-- Description of the task --
Copy each line that contains the word "Card".

-=-=-=-=-

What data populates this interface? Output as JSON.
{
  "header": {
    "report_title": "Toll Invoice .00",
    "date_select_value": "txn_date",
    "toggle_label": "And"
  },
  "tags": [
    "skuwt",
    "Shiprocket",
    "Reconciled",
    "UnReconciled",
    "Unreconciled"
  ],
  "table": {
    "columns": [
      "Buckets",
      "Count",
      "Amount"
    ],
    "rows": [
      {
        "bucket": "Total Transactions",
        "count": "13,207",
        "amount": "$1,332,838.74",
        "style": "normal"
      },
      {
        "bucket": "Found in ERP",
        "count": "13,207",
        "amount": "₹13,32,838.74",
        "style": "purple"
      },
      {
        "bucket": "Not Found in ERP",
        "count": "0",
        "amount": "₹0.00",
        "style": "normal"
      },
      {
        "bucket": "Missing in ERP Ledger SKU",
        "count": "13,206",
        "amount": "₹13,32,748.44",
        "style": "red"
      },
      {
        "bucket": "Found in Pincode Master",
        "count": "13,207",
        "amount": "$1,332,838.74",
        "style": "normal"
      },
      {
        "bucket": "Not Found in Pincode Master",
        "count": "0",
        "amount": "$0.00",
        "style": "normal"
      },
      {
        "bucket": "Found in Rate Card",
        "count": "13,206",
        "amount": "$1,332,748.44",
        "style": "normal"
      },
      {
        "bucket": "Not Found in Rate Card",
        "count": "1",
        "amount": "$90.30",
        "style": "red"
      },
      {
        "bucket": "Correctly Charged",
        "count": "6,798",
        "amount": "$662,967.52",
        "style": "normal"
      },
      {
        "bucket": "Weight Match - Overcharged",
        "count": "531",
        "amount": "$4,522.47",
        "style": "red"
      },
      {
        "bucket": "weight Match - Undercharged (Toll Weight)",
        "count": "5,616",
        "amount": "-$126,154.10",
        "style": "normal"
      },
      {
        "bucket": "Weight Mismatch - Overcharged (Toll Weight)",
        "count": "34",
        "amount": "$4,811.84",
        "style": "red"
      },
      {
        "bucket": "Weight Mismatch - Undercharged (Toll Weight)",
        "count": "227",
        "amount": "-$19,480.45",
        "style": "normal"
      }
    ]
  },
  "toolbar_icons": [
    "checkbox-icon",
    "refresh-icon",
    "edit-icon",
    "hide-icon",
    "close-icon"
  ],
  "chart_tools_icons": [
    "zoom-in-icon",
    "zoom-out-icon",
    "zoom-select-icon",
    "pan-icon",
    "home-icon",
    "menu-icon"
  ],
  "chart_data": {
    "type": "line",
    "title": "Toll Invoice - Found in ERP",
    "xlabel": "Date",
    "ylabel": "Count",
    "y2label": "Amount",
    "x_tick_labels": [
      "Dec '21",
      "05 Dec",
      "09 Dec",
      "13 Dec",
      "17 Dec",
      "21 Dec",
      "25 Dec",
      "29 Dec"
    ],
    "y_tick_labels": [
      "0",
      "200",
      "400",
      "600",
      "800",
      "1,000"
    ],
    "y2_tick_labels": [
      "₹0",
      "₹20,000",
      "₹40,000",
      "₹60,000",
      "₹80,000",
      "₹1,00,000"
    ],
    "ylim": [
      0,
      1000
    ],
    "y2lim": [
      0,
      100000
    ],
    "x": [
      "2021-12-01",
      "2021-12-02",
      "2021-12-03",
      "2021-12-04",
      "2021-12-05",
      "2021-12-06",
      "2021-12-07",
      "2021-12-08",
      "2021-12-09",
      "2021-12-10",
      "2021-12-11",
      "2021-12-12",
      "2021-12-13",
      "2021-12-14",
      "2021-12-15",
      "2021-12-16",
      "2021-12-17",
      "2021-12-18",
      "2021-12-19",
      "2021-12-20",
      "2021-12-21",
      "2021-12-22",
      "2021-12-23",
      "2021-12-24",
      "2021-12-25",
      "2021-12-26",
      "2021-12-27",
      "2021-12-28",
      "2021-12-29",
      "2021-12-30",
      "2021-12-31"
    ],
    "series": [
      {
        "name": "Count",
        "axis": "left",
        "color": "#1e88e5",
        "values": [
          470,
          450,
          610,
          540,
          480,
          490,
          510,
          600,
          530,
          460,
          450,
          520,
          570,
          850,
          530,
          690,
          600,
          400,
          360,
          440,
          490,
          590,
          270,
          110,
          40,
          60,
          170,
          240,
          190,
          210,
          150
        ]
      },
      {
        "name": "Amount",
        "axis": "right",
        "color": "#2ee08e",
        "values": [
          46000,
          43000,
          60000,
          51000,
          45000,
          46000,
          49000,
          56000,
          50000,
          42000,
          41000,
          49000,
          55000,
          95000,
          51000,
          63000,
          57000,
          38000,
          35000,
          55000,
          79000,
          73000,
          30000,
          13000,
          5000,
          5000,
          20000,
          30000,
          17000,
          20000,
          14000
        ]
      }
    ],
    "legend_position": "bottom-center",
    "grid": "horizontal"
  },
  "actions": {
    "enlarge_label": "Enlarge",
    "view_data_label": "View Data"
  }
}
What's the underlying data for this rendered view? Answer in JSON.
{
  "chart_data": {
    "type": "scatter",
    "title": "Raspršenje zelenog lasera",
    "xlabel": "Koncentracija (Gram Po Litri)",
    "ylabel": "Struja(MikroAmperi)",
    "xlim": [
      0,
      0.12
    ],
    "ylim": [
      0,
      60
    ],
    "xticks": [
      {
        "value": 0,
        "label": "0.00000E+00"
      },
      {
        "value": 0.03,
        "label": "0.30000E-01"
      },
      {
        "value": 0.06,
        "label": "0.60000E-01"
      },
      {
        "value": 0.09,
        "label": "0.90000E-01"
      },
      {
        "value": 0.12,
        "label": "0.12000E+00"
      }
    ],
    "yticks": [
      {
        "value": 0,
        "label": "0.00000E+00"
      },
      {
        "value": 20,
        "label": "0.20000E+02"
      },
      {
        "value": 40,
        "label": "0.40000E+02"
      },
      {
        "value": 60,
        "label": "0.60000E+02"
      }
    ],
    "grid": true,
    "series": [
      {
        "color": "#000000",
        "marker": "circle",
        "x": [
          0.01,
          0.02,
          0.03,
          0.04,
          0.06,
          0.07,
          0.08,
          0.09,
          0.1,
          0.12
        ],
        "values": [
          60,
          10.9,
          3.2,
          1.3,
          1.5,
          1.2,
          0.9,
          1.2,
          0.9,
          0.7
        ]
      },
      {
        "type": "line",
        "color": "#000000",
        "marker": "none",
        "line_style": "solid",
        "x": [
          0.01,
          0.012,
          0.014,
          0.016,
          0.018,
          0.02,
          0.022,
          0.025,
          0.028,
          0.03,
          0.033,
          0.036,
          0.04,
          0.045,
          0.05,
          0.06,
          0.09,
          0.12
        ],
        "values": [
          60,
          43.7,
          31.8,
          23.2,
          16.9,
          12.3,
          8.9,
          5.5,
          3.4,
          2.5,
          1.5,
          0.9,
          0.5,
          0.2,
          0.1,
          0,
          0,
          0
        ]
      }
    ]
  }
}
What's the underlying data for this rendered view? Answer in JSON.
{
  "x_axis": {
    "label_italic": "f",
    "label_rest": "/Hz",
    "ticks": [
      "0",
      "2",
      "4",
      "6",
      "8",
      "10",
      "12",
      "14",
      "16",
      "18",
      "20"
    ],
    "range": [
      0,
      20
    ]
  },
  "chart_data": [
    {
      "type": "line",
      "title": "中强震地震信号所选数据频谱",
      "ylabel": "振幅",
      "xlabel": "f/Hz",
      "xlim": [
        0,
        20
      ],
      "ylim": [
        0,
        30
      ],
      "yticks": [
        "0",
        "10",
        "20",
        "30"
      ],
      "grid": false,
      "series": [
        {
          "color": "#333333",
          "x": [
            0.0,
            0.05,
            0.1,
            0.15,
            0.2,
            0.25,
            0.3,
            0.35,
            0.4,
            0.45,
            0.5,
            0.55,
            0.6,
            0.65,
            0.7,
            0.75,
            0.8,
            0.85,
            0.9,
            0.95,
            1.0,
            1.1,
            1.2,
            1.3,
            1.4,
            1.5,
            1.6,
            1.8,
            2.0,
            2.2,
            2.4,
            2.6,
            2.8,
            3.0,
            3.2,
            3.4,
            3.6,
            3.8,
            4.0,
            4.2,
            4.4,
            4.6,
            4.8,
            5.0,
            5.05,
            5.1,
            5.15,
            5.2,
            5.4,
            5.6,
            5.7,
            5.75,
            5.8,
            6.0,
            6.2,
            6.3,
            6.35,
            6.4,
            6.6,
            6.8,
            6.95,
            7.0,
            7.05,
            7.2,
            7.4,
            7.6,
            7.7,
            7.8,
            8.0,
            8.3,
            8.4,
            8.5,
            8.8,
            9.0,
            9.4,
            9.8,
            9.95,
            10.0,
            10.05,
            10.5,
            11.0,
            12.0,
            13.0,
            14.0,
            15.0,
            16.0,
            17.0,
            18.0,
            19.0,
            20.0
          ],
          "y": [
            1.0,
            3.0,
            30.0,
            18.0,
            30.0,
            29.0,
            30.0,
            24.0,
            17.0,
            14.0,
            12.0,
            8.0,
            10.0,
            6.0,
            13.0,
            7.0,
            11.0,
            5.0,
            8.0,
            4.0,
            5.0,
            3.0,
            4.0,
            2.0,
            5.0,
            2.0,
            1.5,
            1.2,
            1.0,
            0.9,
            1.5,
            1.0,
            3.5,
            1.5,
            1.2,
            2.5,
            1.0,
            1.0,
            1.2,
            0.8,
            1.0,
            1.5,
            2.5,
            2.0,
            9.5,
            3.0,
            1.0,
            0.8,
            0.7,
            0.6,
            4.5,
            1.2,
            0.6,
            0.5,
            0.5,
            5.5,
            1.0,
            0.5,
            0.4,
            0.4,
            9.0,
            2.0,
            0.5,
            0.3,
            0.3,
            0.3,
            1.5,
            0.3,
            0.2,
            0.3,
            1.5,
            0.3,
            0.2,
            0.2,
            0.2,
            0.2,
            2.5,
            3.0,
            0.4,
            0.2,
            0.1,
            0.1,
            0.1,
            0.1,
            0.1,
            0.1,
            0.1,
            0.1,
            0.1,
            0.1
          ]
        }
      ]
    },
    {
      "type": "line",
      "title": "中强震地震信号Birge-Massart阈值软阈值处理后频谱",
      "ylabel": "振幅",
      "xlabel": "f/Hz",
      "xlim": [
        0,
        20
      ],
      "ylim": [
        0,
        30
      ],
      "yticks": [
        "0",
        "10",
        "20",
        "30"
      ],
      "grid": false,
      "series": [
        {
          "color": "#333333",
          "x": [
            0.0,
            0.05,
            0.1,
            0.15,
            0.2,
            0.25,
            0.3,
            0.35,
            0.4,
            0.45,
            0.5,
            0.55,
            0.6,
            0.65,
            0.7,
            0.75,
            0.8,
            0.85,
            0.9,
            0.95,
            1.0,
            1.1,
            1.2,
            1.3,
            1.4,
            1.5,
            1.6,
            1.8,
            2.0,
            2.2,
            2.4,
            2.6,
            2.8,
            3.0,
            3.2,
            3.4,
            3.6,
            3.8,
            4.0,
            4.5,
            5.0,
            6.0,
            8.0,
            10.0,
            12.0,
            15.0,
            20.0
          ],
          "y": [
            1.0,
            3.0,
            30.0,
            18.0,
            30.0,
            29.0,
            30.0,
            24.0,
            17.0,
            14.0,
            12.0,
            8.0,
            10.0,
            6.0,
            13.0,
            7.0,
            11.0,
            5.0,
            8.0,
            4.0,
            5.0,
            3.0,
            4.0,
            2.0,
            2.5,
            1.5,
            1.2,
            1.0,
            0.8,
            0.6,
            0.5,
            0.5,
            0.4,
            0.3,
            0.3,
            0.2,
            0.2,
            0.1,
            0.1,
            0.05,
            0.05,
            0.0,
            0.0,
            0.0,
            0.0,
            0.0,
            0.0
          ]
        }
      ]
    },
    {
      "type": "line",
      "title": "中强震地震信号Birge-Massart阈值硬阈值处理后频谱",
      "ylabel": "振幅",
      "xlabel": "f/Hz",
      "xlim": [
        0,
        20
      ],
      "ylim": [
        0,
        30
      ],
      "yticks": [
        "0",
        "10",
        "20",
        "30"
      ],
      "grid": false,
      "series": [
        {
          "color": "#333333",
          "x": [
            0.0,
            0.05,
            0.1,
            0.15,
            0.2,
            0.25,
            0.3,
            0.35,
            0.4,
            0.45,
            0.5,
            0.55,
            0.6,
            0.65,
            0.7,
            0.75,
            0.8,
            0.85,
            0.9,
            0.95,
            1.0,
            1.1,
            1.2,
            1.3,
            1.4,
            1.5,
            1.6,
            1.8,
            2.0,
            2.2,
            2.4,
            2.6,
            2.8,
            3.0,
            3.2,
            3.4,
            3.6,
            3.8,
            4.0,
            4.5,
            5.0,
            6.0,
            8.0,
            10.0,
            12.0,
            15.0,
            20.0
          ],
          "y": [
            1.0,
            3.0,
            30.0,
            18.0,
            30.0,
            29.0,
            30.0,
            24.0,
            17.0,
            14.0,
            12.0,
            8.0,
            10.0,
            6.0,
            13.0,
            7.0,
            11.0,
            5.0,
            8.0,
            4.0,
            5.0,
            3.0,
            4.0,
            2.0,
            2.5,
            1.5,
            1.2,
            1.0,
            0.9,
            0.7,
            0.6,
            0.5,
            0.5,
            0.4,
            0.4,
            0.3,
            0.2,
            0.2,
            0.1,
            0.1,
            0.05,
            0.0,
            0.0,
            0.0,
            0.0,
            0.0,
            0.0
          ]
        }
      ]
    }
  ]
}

-=-=-=-=-

-- Result --
        "bucket": "Found in Rate Card",
        "bucket": "Not Found in Rate Card",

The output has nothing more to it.